**Written exercise**
Update the data below by changing every "row-selector" to "row-checkbox" and keeping everything else the same.

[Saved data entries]
────

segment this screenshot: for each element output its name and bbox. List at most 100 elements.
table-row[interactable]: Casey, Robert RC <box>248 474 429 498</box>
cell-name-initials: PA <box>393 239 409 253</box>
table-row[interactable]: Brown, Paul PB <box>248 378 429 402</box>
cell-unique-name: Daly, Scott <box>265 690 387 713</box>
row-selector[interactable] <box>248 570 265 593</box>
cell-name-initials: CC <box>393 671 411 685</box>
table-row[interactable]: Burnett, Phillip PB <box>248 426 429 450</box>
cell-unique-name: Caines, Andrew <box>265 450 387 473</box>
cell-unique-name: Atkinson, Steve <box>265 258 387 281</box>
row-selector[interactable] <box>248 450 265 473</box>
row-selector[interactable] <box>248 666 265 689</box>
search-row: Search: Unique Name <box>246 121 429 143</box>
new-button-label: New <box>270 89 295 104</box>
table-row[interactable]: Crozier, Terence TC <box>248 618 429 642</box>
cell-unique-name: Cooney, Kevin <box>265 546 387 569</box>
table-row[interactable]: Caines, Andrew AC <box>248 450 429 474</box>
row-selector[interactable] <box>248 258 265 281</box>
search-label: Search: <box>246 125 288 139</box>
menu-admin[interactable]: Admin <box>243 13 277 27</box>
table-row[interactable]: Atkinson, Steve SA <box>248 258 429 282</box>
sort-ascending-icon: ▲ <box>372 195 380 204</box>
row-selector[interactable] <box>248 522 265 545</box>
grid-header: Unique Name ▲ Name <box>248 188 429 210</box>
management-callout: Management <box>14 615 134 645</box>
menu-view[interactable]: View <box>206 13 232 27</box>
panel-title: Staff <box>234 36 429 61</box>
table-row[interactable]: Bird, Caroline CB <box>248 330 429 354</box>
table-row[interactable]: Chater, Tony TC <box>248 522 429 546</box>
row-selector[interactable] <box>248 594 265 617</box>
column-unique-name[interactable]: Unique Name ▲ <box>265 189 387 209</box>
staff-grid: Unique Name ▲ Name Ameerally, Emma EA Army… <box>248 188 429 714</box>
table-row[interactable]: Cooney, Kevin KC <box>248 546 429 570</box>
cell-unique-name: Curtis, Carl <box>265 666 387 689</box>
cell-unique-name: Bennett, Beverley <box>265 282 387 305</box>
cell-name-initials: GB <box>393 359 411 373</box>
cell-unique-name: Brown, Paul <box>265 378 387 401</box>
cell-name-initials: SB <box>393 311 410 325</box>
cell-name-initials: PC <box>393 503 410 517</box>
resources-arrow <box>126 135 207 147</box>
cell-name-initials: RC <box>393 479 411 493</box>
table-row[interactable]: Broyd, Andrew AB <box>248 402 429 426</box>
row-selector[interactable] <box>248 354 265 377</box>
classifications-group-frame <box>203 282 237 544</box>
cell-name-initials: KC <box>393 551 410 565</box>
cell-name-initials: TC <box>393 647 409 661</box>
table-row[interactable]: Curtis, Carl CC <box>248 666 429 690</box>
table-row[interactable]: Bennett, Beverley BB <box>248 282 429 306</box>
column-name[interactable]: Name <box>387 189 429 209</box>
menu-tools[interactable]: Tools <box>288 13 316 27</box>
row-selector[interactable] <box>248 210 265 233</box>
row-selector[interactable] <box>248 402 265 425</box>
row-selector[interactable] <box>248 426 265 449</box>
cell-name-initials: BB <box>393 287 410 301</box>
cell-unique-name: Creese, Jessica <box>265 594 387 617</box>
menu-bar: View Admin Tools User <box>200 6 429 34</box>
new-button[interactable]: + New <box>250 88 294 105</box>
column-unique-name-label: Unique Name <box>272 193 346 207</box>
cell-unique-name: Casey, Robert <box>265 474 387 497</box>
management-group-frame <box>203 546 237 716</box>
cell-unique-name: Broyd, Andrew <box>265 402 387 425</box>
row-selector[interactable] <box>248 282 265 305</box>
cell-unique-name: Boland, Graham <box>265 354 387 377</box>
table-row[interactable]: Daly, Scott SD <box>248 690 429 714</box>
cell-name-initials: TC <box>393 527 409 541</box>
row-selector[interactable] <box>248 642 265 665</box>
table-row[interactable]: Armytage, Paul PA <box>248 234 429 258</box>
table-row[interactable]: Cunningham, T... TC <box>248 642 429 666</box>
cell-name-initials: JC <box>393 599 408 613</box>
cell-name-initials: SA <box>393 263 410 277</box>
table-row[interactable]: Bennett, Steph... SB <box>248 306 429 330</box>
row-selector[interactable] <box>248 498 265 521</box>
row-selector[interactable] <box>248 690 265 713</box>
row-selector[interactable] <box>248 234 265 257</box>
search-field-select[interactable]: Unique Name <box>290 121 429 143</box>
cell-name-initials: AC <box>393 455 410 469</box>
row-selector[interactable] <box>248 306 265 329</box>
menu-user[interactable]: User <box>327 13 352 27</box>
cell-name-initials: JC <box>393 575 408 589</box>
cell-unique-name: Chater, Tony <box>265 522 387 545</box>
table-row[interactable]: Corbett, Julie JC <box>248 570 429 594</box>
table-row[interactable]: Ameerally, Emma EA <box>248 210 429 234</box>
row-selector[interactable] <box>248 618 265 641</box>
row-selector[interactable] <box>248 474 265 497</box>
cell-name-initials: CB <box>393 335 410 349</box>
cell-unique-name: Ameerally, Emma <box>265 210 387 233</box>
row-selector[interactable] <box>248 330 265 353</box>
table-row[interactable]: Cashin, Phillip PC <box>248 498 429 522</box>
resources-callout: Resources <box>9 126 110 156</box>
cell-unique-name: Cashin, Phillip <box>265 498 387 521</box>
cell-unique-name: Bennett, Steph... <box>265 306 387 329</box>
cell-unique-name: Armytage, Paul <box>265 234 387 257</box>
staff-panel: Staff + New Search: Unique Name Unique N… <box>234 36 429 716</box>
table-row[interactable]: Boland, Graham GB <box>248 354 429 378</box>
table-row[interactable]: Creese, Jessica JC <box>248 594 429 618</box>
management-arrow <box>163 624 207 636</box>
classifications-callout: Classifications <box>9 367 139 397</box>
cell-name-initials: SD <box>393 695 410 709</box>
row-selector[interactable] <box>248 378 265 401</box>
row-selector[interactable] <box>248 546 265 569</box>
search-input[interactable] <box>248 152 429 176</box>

────

**The response**
segment this screenshot: for each element output its name and bbox. List at most 100 elements.
table-row[interactable]: Casey, Robert RC <box>248 474 429 498</box>
cell-name-initials: PA <box>393 239 409 253</box>
table-row[interactable]: Brown, Paul PB <box>248 378 429 402</box>
cell-unique-name: Daly, Scott <box>265 690 387 713</box>
row-checkbox[interactable] <box>248 570 265 593</box>
cell-name-initials: CC <box>393 671 411 685</box>
table-row[interactable]: Burnett, Phillip PB <box>248 426 429 450</box>
cell-unique-name: Caines, Andrew <box>265 450 387 473</box>
cell-unique-name: Atkinson, Steve <box>265 258 387 281</box>
row-checkbox[interactable] <box>248 450 265 473</box>
row-checkbox[interactable] <box>248 666 265 689</box>
search-row: Search: Unique Name <box>246 121 429 143</box>
new-button-label: New <box>270 89 295 104</box>
table-row[interactable]: Crozier, Terence TC <box>248 618 429 642</box>
cell-unique-name: Cooney, Kevin <box>265 546 387 569</box>
table-row[interactable]: Caines, Andrew AC <box>248 450 429 474</box>
row-checkbox[interactable] <box>248 258 265 281</box>
search-label: Search: <box>246 125 288 139</box>
menu-admin[interactable]: Admin <box>243 13 277 27</box>
table-row[interactable]: Atkinson, Steve SA <box>248 258 429 282</box>
sort-ascending-icon: ▲ <box>372 195 380 204</box>
row-checkbox[interactable] <box>248 522 265 545</box>
grid-header: Unique Name ▲ Name <box>248 188 429 210</box>
management-callout: Management <box>14 615 134 645</box>
menu-view[interactable]: View <box>206 13 232 27</box>
panel-title: Staff <box>234 36 429 61</box>
table-row[interactable]: Bird, Caroline CB <box>248 330 429 354</box>
table-row[interactable]: Chater, Tony TC <box>248 522 429 546</box>
row-checkbox[interactable] <box>248 594 265 617</box>
column-unique-name[interactable]: Unique Name ▲ <box>265 189 387 209</box>
staff-grid: Unique Name ▲ Name Ameerally, Emma EA Army… <box>248 188 429 714</box>
table-row[interactable]: Cooney, Kevin KC <box>248 546 429 570</box>
cell-unique-name: Curtis, Carl <box>265 666 387 689</box>
cell-unique-name: Bennett, Beverley <box>265 282 387 305</box>
cell-name-initials: GB <box>393 359 411 373</box>
cell-unique-name: Brown, Paul <box>265 378 387 401</box>
cell-name-initials: SB <box>393 311 410 325</box>
cell-name-initials: PC <box>393 503 410 517</box>
resources-arrow <box>126 135 207 147</box>
cell-name-initials: RC <box>393 479 411 493</box>
table-row[interactable]: Broyd, Andrew AB <box>248 402 429 426</box>
row-checkbox[interactable] <box>248 354 265 377</box>
classifications-group-frame <box>203 282 237 544</box>
cell-name-initials: KC <box>393 551 410 565</box>
cell-name-initials: TC <box>393 647 409 661</box>
table-row[interactable]: Curtis, Carl CC <box>248 666 429 690</box>
table-row[interactable]: Bennett, Beverley BB <box>248 282 429 306</box>
column-name[interactable]: Name <box>387 189 429 209</box>
menu-tools[interactable]: Tools <box>288 13 316 27</box>
row-checkbox[interactable] <box>248 210 265 233</box>
row-checkbox[interactable] <box>248 402 265 425</box>
row-checkbox[interactable] <box>248 426 265 449</box>
cell-name-initials: BB <box>393 287 410 301</box>
cell-unique-name: Creese, Jessica <box>265 594 387 617</box>
menu-bar: View Admin Tools User <box>200 6 429 34</box>
new-button[interactable]: + New <box>250 88 294 105</box>
column-unique-name-label: Unique Name <box>272 193 346 207</box>
cell-unique-name: Casey, Robert <box>265 474 387 497</box>
management-group-frame <box>203 546 237 716</box>
cell-unique-name: Broyd, Andrew <box>265 402 387 425</box>
row-checkbox[interactable] <box>248 282 265 305</box>
cell-unique-name: Boland, Graham <box>265 354 387 377</box>
table-row[interactable]: Daly, Scott SD <box>248 690 429 714</box>
cell-name-initials: TC <box>393 527 409 541</box>
row-checkbox[interactable] <box>248 642 265 665</box>
table-row[interactable]: Armytage, Paul PA <box>248 234 429 258</box>
table-row[interactable]: Cunningham, T... TC <box>248 642 429 666</box>
cell-name-initials: JC <box>393 599 408 613</box>
cell-name-initials: SA <box>393 263 410 277</box>
table-row[interactable]: Bennett, Steph... SB <box>248 306 429 330</box>
row-checkbox[interactable] <box>248 498 265 521</box>
row-checkbox[interactable] <box>248 690 265 713</box>
row-checkbox[interactable] <box>248 234 265 257</box>
search-field-select[interactable]: Unique Name <box>290 121 429 143</box>
cell-name-initials: AC <box>393 455 410 469</box>
row-checkbox[interactable] <box>248 306 265 329</box>
menu-user[interactable]: User <box>327 13 352 27</box>
cell-name-initials: JC <box>393 575 408 589</box>
cell-unique-name: Chater, Tony <box>265 522 387 545</box>
table-row[interactable]: Corbett, Julie JC <box>248 570 429 594</box>
table-row[interactable]: Ameerally, Emma EA <box>248 210 429 234</box>
row-checkbox[interactable] <box>248 618 265 641</box>
row-checkbox[interactable] <box>248 474 265 497</box>
cell-name-initials: CB <box>393 335 410 349</box>
cell-unique-name: Ameerally, Emma <box>265 210 387 233</box>
row-checkbox[interactable] <box>248 330 265 353</box>
table-row[interactable]: Cashin, Phillip PC <box>248 498 429 522</box>
resources-callout: Resources <box>9 126 110 156</box>
cell-unique-name: Cashin, Phillip <box>265 498 387 521</box>
cell-unique-name: Bennett, Steph... <box>265 306 387 329</box>
cell-unique-name: Armytage, Paul <box>265 234 387 257</box>
staff-panel: Staff + New Search: Unique Name Unique N… <box>234 36 429 716</box>
table-row[interactable]: Boland, Graham GB <box>248 354 429 378</box>
table-row[interactable]: Creese, Jessica JC <box>248 594 429 618</box>
management-arrow <box>163 624 207 636</box>
classifications-callout: Classifications <box>9 367 139 397</box>
cell-name-initials: SD <box>393 695 410 709</box>
row-checkbox[interactable] <box>248 378 265 401</box>
row-checkbox[interactable] <box>248 546 265 569</box>
search-input[interactable] <box>248 152 429 176</box>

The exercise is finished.